■ What needs to be done
Type every record exactly as it appears.

■ Records provided
......

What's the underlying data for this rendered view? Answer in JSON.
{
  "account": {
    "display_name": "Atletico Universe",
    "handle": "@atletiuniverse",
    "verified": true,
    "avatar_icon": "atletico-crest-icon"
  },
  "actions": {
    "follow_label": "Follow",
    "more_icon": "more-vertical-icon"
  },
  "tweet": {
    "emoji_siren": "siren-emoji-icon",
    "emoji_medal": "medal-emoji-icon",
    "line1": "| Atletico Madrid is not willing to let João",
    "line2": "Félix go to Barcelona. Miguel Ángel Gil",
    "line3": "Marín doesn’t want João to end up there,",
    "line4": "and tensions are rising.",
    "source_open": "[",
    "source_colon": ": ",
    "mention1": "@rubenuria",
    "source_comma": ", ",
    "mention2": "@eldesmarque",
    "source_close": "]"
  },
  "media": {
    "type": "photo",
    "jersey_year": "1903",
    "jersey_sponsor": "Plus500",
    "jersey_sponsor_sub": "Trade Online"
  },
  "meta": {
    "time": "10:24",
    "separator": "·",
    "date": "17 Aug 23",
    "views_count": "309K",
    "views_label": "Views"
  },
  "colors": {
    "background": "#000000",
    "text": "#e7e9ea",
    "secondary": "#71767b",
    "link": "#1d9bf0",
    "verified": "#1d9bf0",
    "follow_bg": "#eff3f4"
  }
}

......

■ Output
What's the underlying data for this rendered view? Answer in JSON.
{
  "account": {
    "display_name": "Atletico Universe",
    "handle": "@atletiuniverse",
    "verified": true,
    "avatar_icon": "atletico-crest-icon"
  },
  "actions": {
    "follow_label": "Follow",
    "more_icon": "more-vertical-icon"
  },
  "tweet": {
    "emoji_siren": "siren-emoji-icon",
    "emoji_medal": "medal-emoji-icon",
    "line1": "| Atletico Madrid is not willing to let João",
    "line2": "Félix go to Barcelona. Miguel Ángel Gil",
    "line3": "Marín doesn’t want João to end up there,",
    "line4": "and tensions are rising.",
    "source_open": "[",
    "source_colon": ": ",
    "mention1": "@rubenuria",
    "source_comma": ", ",
    "mention2": "@eldesmarque",
    "source_close": "]"
  },
  "media": {
    "type": "photo",
    "jersey_year": "1903",
    "jersey_sponsor": "Plus500",
    "jersey_sponsor_sub": "Trade Online"
  },
  "meta": {
    "time": "10:24",
    "separator": "·",
    "date": "17 Aug 23",
    "views_count": "309K",
    "views_label": "Views"
  },
  "colors": {
    "background": "#000000",
    "text": "#e7e9ea",
    "secondary": "#71767b",
    "link": "#1d9bf0",
    "verified": "#1d9bf0",
    "follow_bg": "#eff3f4"
  }
}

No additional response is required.